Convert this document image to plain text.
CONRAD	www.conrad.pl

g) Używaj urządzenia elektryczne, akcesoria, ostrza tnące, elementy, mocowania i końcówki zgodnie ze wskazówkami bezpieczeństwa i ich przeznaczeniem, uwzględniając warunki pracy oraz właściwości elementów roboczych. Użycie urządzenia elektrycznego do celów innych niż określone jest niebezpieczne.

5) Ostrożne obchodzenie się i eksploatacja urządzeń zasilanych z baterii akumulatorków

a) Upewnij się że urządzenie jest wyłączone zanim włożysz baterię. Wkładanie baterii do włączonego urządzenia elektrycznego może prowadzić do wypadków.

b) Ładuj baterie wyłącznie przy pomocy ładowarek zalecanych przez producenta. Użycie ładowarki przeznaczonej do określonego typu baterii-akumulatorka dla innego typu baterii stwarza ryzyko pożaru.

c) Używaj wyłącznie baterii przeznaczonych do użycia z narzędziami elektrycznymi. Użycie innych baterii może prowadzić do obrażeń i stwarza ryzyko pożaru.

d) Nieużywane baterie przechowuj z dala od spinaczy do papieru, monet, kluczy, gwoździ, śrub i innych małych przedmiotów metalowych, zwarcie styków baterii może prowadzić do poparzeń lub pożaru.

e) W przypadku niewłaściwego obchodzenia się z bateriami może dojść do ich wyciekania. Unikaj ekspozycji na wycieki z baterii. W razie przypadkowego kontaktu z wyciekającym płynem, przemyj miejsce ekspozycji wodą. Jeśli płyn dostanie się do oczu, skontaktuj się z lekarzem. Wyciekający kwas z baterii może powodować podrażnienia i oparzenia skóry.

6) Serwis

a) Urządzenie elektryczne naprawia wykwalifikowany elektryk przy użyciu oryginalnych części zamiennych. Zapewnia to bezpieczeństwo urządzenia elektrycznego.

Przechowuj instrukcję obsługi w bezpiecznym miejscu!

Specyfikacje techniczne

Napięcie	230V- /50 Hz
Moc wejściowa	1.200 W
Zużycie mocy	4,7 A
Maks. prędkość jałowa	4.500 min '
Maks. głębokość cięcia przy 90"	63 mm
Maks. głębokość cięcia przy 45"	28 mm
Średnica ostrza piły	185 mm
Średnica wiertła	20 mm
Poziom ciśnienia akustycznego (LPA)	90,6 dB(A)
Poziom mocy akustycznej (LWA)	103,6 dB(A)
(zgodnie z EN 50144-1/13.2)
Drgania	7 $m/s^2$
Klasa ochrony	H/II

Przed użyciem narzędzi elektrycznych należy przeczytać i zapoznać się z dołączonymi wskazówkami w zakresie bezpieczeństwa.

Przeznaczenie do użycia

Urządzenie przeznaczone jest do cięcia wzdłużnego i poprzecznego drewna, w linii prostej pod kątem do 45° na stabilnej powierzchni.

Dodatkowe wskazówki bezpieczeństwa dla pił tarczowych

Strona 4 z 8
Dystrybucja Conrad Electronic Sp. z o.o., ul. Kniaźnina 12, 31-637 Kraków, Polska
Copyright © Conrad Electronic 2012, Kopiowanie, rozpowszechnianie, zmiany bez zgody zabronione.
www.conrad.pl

⁂

PROBLEM TO SOLVE
Search the entries for the word "stwarza" and gather every line where it appears.

TASK ANSWER
b) Ładuj baterie wyłącznie przy pomocy ładowarek zalecanych przez producenta. Użycie ładowarki przeznaczonej do określonego typu baterii-akumulatorka dla innego typu baterii stwarza ryzyko pożaru.
c) Używaj wyłącznie baterii przeznaczonych do użycia z narzędziami elektrycznymi. Użycie innych baterii może prowadzić do obrażeń i stwarza ryzyko pożaru.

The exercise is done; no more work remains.